Stored data entries:
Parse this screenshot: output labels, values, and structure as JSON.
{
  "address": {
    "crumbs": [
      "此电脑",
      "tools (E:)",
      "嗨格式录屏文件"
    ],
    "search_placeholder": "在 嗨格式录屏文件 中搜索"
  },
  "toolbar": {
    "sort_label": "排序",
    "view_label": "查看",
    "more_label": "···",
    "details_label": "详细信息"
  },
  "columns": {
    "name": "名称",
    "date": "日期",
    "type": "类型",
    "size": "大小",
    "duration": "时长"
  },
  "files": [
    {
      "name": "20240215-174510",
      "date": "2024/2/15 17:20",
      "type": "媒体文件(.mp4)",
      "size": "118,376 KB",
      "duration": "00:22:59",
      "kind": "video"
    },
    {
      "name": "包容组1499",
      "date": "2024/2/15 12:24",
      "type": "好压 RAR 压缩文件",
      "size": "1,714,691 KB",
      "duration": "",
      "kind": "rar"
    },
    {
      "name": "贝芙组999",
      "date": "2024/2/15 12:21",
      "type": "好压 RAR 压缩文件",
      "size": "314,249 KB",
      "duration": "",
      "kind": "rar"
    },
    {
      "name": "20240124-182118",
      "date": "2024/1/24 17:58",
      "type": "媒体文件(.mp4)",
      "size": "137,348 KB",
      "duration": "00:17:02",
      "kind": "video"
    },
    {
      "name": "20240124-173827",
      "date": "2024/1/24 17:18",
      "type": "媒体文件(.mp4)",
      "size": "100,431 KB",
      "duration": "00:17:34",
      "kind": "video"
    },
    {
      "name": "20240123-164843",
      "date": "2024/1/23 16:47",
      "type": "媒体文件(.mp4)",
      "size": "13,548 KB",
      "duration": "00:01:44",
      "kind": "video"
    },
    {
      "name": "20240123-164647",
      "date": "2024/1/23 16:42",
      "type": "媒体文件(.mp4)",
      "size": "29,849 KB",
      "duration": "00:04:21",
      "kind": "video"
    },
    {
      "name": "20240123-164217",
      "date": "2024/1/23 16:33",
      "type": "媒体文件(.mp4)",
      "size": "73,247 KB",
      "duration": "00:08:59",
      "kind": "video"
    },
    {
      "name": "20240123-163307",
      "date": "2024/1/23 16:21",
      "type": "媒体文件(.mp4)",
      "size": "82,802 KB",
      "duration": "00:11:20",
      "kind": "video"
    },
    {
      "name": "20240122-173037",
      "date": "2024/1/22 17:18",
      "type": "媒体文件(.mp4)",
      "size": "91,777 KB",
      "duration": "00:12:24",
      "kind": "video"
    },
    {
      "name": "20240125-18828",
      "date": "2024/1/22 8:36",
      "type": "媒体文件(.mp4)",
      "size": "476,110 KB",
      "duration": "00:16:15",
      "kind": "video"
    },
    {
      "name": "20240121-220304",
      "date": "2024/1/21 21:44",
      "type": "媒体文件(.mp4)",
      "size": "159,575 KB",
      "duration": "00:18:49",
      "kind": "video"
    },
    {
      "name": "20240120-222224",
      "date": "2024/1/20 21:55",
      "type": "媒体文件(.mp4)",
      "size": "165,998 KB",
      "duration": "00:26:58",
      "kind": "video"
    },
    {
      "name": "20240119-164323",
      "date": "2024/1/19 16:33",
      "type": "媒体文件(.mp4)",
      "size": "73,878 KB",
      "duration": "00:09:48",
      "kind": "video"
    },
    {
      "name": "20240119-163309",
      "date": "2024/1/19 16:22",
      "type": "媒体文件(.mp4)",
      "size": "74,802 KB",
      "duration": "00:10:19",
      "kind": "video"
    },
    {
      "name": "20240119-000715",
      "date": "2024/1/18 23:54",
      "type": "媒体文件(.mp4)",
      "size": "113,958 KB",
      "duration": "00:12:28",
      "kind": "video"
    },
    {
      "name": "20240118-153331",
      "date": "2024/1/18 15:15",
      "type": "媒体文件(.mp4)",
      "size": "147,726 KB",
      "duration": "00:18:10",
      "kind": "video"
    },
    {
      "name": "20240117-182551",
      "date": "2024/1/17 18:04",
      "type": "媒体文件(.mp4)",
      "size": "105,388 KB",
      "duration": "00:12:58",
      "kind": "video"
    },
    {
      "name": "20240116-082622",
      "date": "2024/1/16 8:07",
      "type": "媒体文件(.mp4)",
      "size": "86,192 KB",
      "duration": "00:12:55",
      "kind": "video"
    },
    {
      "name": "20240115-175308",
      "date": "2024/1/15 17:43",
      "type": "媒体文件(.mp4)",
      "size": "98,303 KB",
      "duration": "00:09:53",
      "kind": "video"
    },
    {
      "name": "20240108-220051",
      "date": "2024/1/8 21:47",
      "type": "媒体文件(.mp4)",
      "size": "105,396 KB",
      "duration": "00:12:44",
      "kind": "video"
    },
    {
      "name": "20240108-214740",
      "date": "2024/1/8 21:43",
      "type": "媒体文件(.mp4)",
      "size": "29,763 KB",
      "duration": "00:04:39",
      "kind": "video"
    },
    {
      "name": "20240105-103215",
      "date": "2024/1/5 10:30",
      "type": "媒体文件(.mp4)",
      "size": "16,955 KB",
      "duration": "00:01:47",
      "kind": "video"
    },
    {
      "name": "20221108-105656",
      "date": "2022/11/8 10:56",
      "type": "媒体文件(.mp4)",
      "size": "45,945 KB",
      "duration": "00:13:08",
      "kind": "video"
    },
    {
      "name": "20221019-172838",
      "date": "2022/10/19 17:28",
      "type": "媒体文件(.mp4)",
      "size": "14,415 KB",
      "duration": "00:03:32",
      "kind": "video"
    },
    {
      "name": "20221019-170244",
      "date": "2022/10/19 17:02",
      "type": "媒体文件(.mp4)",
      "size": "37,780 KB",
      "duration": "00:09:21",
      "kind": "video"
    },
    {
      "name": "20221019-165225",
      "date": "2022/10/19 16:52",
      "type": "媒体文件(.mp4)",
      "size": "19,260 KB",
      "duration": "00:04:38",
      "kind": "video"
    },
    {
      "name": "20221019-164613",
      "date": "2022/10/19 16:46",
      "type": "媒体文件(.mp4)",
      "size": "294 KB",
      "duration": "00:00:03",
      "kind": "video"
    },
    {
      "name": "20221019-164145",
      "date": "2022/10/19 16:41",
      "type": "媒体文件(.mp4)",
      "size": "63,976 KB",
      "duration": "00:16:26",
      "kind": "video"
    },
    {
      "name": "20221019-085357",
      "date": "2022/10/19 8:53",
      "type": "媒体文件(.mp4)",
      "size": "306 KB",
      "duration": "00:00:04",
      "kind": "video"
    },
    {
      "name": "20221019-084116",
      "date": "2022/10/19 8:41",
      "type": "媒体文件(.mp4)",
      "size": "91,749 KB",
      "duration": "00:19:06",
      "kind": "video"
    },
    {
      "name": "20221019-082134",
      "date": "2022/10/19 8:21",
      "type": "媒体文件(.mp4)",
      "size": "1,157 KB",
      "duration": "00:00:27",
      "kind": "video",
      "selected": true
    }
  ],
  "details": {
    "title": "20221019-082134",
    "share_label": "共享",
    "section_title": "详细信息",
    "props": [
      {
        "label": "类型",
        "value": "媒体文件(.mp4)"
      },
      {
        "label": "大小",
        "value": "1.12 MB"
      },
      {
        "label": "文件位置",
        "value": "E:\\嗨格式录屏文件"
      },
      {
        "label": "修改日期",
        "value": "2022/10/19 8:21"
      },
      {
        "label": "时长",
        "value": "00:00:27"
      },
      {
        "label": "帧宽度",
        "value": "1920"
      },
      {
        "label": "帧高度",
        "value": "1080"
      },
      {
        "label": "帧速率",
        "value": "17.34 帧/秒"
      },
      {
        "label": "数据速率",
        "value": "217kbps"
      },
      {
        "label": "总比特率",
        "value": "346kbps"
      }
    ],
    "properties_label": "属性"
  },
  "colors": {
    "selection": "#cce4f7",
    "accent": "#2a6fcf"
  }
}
==
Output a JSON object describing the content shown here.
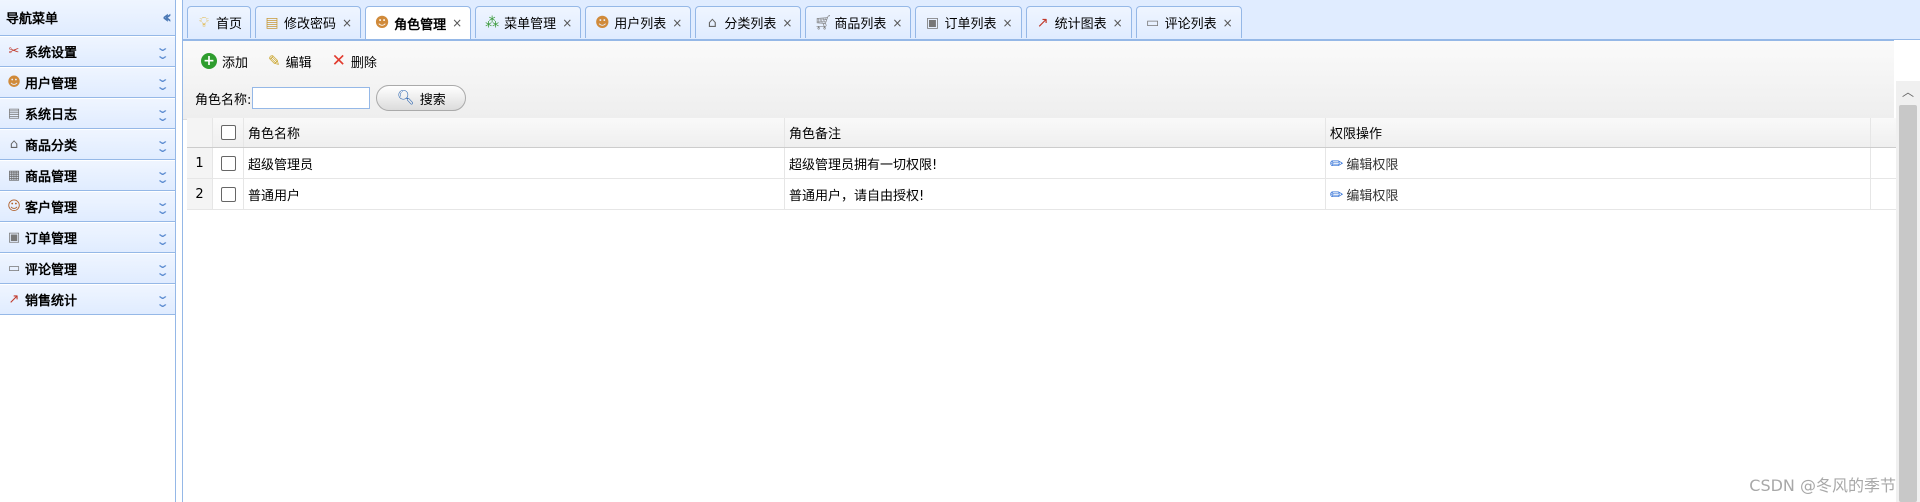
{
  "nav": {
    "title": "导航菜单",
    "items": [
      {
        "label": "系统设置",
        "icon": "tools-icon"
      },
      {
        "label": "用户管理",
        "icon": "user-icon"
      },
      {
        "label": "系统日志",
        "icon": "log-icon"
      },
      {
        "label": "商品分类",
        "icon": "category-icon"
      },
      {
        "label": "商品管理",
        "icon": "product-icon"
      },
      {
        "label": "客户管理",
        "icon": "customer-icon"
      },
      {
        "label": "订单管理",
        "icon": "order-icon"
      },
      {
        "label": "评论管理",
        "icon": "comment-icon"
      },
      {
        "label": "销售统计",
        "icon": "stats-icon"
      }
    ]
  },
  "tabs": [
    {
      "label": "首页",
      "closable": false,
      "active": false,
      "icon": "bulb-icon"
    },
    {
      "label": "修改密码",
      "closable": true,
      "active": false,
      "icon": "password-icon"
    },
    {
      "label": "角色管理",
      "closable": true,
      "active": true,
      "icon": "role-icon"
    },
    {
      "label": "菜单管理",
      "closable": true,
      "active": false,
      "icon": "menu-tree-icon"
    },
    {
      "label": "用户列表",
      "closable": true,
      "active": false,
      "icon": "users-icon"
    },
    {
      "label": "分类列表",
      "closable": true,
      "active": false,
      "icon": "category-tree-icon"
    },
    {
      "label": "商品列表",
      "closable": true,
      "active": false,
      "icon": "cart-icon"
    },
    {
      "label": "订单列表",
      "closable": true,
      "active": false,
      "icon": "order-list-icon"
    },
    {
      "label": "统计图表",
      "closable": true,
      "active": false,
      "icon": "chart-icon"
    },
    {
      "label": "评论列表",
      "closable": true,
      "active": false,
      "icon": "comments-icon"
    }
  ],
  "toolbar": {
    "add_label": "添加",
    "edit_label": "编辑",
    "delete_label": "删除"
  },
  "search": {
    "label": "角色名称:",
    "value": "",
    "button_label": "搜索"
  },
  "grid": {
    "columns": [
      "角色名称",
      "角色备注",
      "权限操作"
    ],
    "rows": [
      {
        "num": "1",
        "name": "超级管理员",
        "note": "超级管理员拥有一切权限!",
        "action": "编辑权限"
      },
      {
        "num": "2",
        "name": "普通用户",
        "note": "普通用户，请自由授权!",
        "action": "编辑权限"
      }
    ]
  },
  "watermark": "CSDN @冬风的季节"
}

_Task description_
Report the number of lines above that contain the word "嗨格式录屏文件", and only that number.

_Response_
3